- _Provided data_
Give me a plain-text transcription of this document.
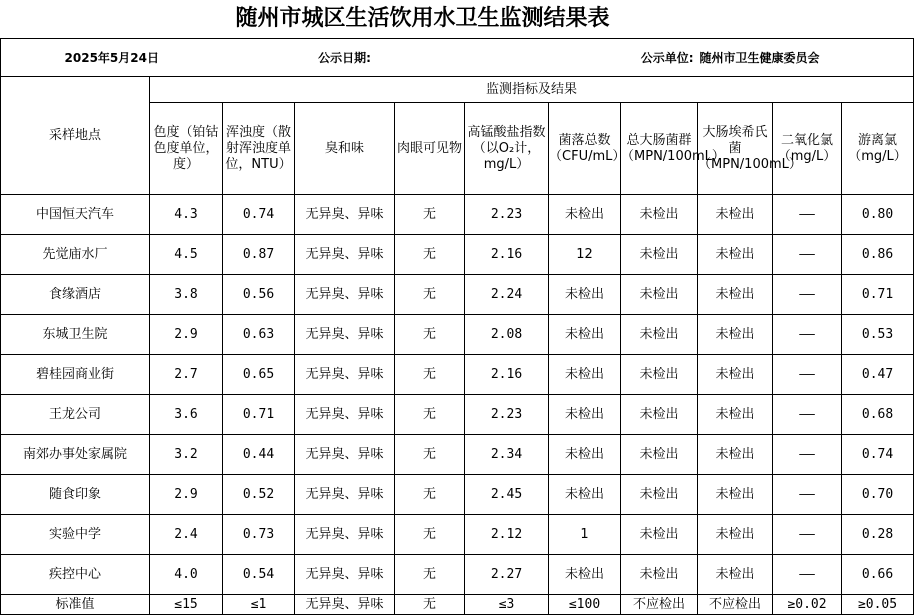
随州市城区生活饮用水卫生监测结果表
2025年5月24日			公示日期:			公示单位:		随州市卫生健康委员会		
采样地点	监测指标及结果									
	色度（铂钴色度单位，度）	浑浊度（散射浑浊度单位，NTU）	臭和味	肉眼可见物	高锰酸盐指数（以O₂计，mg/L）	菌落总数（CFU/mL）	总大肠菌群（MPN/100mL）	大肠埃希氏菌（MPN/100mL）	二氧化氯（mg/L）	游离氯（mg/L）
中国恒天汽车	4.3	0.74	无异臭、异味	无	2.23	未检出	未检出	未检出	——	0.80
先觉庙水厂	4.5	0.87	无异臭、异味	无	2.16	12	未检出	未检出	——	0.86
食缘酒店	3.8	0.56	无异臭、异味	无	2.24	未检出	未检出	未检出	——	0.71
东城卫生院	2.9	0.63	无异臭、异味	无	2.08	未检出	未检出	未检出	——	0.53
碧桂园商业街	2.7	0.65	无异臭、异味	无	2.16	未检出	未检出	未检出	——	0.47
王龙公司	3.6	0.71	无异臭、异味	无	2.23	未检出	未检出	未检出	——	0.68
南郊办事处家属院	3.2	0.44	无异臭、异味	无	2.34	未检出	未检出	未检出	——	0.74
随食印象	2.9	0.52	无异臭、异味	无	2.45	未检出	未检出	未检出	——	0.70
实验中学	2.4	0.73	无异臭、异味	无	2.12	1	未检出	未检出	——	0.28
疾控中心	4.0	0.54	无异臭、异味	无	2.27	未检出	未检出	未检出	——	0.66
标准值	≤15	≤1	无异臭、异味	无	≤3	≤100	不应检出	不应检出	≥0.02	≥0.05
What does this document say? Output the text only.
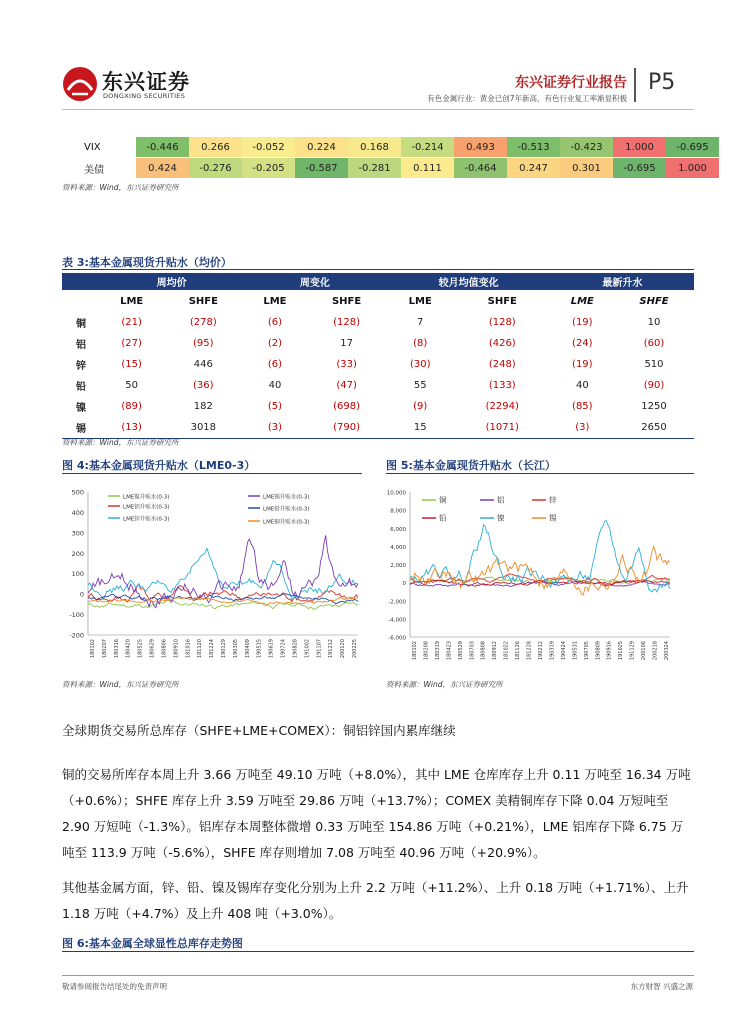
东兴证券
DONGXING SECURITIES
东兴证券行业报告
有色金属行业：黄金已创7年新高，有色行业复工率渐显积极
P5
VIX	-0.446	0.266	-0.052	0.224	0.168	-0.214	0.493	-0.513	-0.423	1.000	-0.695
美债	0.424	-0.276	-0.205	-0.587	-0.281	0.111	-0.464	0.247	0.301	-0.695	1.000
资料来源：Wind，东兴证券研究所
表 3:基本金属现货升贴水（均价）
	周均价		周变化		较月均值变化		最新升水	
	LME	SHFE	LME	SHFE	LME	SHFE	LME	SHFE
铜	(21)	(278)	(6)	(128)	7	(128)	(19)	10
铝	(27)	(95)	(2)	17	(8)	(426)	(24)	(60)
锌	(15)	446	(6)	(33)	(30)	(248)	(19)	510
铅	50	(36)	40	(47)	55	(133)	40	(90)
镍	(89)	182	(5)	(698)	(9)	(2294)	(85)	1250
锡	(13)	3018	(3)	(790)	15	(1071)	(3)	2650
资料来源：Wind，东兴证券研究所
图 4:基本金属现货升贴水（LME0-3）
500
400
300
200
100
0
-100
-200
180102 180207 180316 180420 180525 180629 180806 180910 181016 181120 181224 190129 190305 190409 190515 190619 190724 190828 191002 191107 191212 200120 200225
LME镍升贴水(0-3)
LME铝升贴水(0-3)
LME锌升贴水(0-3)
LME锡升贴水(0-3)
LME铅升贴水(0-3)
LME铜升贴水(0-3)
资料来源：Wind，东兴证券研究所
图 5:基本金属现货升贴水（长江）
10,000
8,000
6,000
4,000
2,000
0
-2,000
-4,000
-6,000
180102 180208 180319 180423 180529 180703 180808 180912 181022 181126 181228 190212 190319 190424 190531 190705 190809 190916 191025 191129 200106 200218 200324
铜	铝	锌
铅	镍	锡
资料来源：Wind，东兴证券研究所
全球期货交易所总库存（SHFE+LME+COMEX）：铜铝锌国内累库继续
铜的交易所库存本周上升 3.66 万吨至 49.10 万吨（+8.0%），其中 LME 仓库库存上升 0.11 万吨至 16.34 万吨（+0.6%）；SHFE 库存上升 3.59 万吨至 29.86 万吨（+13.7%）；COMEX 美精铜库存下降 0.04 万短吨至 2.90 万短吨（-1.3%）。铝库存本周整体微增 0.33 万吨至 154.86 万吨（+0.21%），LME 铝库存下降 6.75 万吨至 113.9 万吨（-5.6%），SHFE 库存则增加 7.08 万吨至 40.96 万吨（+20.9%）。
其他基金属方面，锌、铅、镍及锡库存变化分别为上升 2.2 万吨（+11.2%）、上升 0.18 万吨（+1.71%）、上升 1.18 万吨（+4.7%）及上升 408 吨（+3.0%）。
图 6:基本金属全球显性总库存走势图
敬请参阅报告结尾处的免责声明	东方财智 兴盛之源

- _Work required_
Without the pictures, restate all of the entries above verbatim.

- _Task answer_
Give me a plain-text transcription of this document.
随州市城区生活饮用水卫生监测结果表
2025年5月24日			公示日期:			公示单位:		随州市卫生健康委员会		
采样地点	监测指标及结果									
	色度（铂钴色度单位，度）	浑浊度（散射浑浊度单位，NTU）	臭和味	肉眼可见物	高锰酸盐指数（以O₂计，mg/L）	菌落总数（CFU/mL）	总大肠菌群（MPN/100mL）	大肠埃希氏菌（MPN/100mL）	二氧化氯（mg/L）	游离氯（mg/L）
中国恒天汽车	4.3	0.74	无异臭、异味	无	2.23	未检出	未检出	未检出	——	0.80
先觉庙水厂	4.5	0.87	无异臭、异味	无	2.16	12	未检出	未检出	——	0.86
食缘酒店	3.8	0.56	无异臭、异味	无	2.24	未检出	未检出	未检出	——	0.71
东城卫生院	2.9	0.63	无异臭、异味	无	2.08	未检出	未检出	未检出	——	0.53
碧桂园商业街	2.7	0.65	无异臭、异味	无	2.16	未检出	未检出	未检出	——	0.47
王龙公司	3.6	0.71	无异臭、异味	无	2.23	未检出	未检出	未检出	——	0.68
南郊办事处家属院	3.2	0.44	无异臭、异味	无	2.34	未检出	未检出	未检出	——	0.74
随食印象	2.9	0.52	无异臭、异味	无	2.45	未检出	未检出	未检出	——	0.70
实验中学	2.4	0.73	无异臭、异味	无	2.12	1	未检出	未检出	——	0.28
疾控中心	4.0	0.54	无异臭、异味	无	2.27	未检出	未检出	未检出	——	0.66
标准值	≤15	≤1	无异臭、异味	无	≤3	≤100	不应检出	不应检出	≥0.02	≥0.05
What does this document say? Output the text only.
东兴证券
DONGXING SECURITIES
东兴证券行业报告
有色金属行业：黄金已创7年新高，有色行业复工率渐显积极
P5
VIX	-0.446	0.266	-0.052	0.224	0.168	-0.214	0.493	-0.513	-0.423	1.000	-0.695
美债	0.424	-0.276	-0.205	-0.587	-0.281	0.111	-0.464	0.247	0.301	-0.695	1.000
资料来源：Wind，东兴证券研究所
表 3:基本金属现货升贴水（均价）
	周均价		周变化		较月均值变化		最新升水	
	LME	SHFE	LME	SHFE	LME	SHFE	LME	SHFE
铜	(21)	(278)	(6)	(128)	7	(128)	(19)	10
铝	(27)	(95)	(2)	17	(8)	(426)	(24)	(60)
锌	(15)	446	(6)	(33)	(30)	(248)	(19)	510
铅	50	(36)	40	(47)	55	(133)	40	(90)
镍	(89)	182	(5)	(698)	(9)	(2294)	(85)	1250
锡	(13)	3018	(3)	(790)	15	(1071)	(3)	2650
资料来源：Wind，东兴证券研究所
图 4:基本金属现货升贴水（LME0-3）
500
400
300
200
100
0
-100
-200
180102 180207 180316 180420 180525 180629 180806 180910 181016 181120 181224 190129 190305 190409 190515 190619 190724 190828 191002 191107 191212 200120 200225
LME镍升贴水(0-3)
LME铝升贴水(0-3)
LME锌升贴水(0-3)
LME锡升贴水(0-3)
LME铅升贴水(0-3)
LME铜升贴水(0-3)
资料来源：Wind，东兴证券研究所
图 5:基本金属现货升贴水（长江）
10,000
8,000
6,000
4,000
2,000
0
-2,000
-4,000
-6,000
180102 180208 180319 180423 180529 180703 180808 180912 181022 181126 181228 190212 190319 190424 190531 190705 190809 190916 191025 191129 200106 200218 200324
铜	铝	锌
铅	镍	锡
资料来源：Wind，东兴证券研究所
全球期货交易所总库存（SHFE+LME+COMEX）：铜铝锌国内累库继续
铜的交易所库存本周上升 3.66 万吨至 49.10 万吨（+8.0%），其中 LME 仓库库存上升 0.11 万吨至 16.34 万吨（+0.6%）；SHFE 库存上升 3.59 万吨至 29.86 万吨（+13.7%）；COMEX 美精铜库存下降 0.04 万短吨至 2.90 万短吨（-1.3%）。铝库存本周整体微增 0.33 万吨至 154.86 万吨（+0.21%），LME 铝库存下降 6.75 万吨至 113.9 万吨（-5.6%），SHFE 库存则增加 7.08 万吨至 40.96 万吨（+20.9%）。
其他基金属方面，锌、铅、镍及锡库存变化分别为上升 2.2 万吨（+11.2%）、上升 0.18 万吨（+1.71%）、上升 1.18 万吨（+4.7%）及上升 408 吨（+3.0%）。
图 6:基本金属全球显性总库存走势图
敬请参阅报告结尾处的免责声明	东方财智 兴盛之源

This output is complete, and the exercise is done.